Thnx very much @Charli . For "It doesn't allow you to execute on behalf of a user without granting them permission." - I am very sad about this, it was my original idea. I do that in Oracle DB and was expecting the same in MS SQL. While for "WITH EXECUTE AS OWNER" - is that a fourth alternative (You have proposed three of them)? best regards, Altin
WITH EXECUTE AS OWNER only works within the same database, so doesn't work with something that needs server-level permissions. You could for example do anything else database-level though, such as create/drop objects, change permissions etc. So it's not an option at all in this instance. You can be sad all you like, all that WITH GRANT OPTION does is allow a user/role to give the GRANT to another user/role, but if you don't grant those permissions (because you don't actually trust the other user) then you need impersonation instead. I believe it works the same in Oracle.
Thank You very much @Charlieface. I have tried another option, which seems to be working: Grant CONTROL SERVER to TEST login. At this point will work. To workaround elevated privileges of "control server" I DENY INS, DEL UPD (will be looking for more) to TEST user in OmegaCoreAudit DB.
That's extremely risky. With CONTROL SERVER they can pretty much do anything, they are basically sysadmin so they could probably find a way to remove the DENY. Like just impersonate sa. Or they could also for example just drop your whole database, shutdown the instance, backup the database to some location they control, install SQLCLR to mess around with raw instance memory, create a loopback connection using a linked server under the sysadmin permissions.
Ultimately you want this user to change the server, and putting an object in master to do so seems like the least of your worries. DENY is going to be difficult, there are going to be so many ways round it. Just do the right thing. Alternatively reconsider why you need a login trigger in the first place, or why a non-sysadmin should be enabling or disabling it, which seems to be the main issue.

Collected data →
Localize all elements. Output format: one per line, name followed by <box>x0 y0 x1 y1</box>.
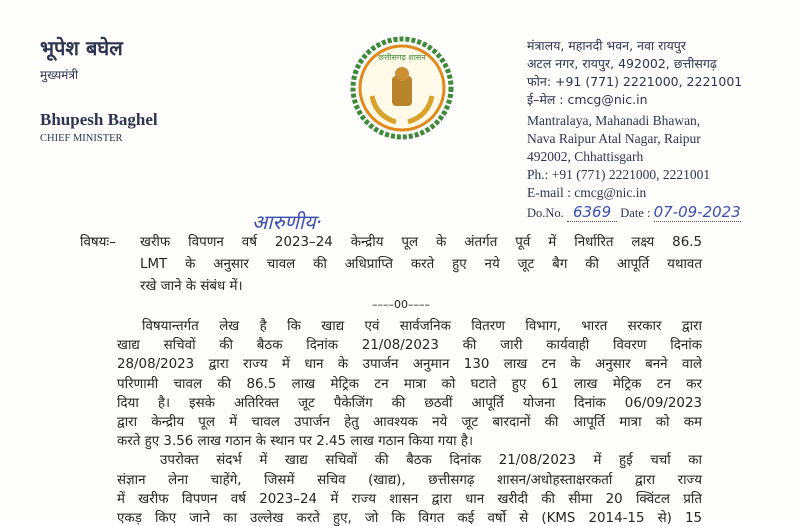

Required tasks →
1/ In the forum discussion about SQL Server permissions, which server permission did the asker grant to the TEST login?
2/ Decide whether each statement agrees with the forum discussion about SQL Server permissions, and support each yes or no with the deciding words quoted from it. (a) WITH EXECUTE AS OWNER works across different databases. (b) The reply calls granting CONTROL SERVER extremely risky. (c) The asker denied certain operations to the TEST user in the OmegaCoreAudit database.
The listing has no connection to the forum discussion about SQL Server permissions.

Final answers →
1/ CONTROL SERVER

2/
(a) No: "WITH EXECUTE AS OWNER only works within the same database"
(b) Yes: "That's extremely risky."
(c) Yes: "I DENY INS, DEL UPD (will be looking for more) to TEST user in OmegaCoreAudit DB."